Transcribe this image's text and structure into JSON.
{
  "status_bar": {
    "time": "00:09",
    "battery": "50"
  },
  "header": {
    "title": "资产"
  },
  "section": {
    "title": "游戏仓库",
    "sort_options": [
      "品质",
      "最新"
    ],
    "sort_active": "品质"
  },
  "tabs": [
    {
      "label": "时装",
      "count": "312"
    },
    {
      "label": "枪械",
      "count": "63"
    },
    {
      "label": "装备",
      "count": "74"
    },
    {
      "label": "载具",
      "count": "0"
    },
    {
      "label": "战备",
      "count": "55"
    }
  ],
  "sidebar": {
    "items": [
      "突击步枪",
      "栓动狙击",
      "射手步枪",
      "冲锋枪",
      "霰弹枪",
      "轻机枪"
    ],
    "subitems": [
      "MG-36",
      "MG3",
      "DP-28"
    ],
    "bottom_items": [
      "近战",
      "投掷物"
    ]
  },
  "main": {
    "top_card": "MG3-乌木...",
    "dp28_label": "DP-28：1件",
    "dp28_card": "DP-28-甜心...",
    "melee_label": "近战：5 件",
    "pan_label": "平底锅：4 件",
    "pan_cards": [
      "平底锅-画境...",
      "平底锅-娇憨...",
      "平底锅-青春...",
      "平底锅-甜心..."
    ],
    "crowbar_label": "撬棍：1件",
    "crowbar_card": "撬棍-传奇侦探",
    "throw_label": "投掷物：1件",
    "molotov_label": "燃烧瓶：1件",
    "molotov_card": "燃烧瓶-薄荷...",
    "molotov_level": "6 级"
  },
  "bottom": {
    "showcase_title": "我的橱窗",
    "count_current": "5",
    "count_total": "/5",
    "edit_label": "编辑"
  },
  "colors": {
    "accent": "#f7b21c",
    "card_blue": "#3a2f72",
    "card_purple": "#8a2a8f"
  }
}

— Task directions —
Nothing may be left out: return each entry exactly as it reads.

— Answer to this exercise —
Transcribe this image's text and structure into JSON.
{
  "status_bar": {
    "time": "00:09",
    "battery": "50"
  },
  "header": {
    "title": "资产"
  },
  "section": {
    "title": "游戏仓库",
    "sort_options": [
      "品质",
      "最新"
    ],
    "sort_active": "品质"
  },
  "tabs": [
    {
      "label": "时装",
      "count": "312"
    },
    {
      "label": "枪械",
      "count": "63"
    },
    {
      "label": "装备",
      "count": "74"
    },
    {
      "label": "载具",
      "count": "0"
    },
    {
      "label": "战备",
      "count": "55"
    }
  ],
  "sidebar": {
    "items": [
      "突击步枪",
      "栓动狙击",
      "射手步枪",
      "冲锋枪",
      "霰弹枪",
      "轻机枪"
    ],
    "subitems": [
      "MG-36",
      "MG3",
      "DP-28"
    ],
    "bottom_items": [
      "近战",
      "投掷物"
    ]
  },
  "main": {
    "top_card": "MG3-乌木...",
    "dp28_label": "DP-28：1件",
    "dp28_card": "DP-28-甜心...",
    "melee_label": "近战：5 件",
    "pan_label": "平底锅：4 件",
    "pan_cards": [
      "平底锅-画境...",
      "平底锅-娇憨...",
      "平底锅-青春...",
      "平底锅-甜心..."
    ],
    "crowbar_label": "撬棍：1件",
    "crowbar_card": "撬棍-传奇侦探",
    "throw_label": "投掷物：1件",
    "molotov_label": "燃烧瓶：1件",
    "molotov_card": "燃烧瓶-薄荷...",
    "molotov_level": "6 级"
  },
  "bottom": {
    "showcase_title": "我的橱窗",
    "count_current": "5",
    "count_total": "/5",
    "edit_label": "编辑"
  },
  "colors": {
    "accent": "#f7b21c",
    "card_blue": "#3a2f72",
    "card_purple": "#8a2a8f"
  }
}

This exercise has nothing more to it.